# [Work to do]
Extract all lines containing "有谁能体".

[Data excerpts]
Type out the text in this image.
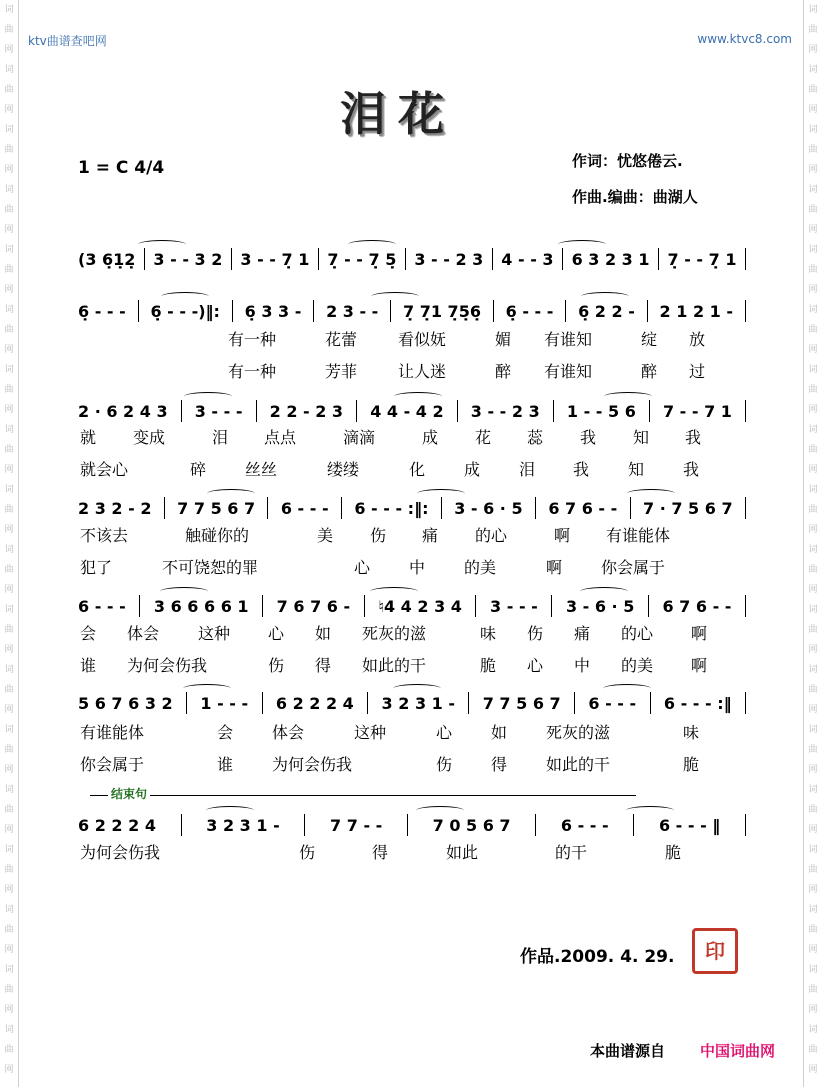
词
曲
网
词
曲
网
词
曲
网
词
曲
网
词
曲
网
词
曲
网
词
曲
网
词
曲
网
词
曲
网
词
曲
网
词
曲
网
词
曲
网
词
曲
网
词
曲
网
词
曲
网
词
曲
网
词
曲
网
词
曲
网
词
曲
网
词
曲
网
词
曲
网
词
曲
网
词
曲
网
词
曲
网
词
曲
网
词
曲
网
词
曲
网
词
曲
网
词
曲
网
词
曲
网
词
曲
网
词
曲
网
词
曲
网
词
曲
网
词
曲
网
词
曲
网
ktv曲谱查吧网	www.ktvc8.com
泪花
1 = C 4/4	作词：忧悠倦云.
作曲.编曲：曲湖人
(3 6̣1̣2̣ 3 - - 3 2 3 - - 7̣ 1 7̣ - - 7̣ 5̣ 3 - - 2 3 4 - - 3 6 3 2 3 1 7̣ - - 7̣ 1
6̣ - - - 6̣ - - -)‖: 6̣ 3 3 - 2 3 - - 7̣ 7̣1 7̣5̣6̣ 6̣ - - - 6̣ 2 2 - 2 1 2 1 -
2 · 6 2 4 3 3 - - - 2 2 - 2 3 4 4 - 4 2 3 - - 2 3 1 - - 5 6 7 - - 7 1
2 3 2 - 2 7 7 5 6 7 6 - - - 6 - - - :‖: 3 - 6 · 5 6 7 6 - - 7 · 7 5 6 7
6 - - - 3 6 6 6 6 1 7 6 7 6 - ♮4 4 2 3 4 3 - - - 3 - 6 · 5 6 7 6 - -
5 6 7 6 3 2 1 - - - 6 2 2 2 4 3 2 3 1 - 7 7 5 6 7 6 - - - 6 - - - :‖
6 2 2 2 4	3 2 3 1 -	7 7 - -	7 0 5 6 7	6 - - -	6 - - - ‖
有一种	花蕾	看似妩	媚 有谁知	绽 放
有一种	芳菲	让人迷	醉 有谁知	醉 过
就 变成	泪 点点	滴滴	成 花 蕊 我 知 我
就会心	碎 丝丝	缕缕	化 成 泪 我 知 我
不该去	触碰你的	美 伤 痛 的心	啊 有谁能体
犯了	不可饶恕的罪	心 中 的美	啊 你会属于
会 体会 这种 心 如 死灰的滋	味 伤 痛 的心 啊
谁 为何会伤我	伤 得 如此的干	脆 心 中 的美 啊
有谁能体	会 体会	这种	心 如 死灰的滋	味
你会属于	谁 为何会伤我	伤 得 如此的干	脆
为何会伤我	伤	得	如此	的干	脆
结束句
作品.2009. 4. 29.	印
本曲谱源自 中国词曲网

# [Exercise solution]
不该去	触碰你的	美 伤 痛 的心	啊 有谁能体
有谁能体	会 体会	这种	心 如 死灰的滋	味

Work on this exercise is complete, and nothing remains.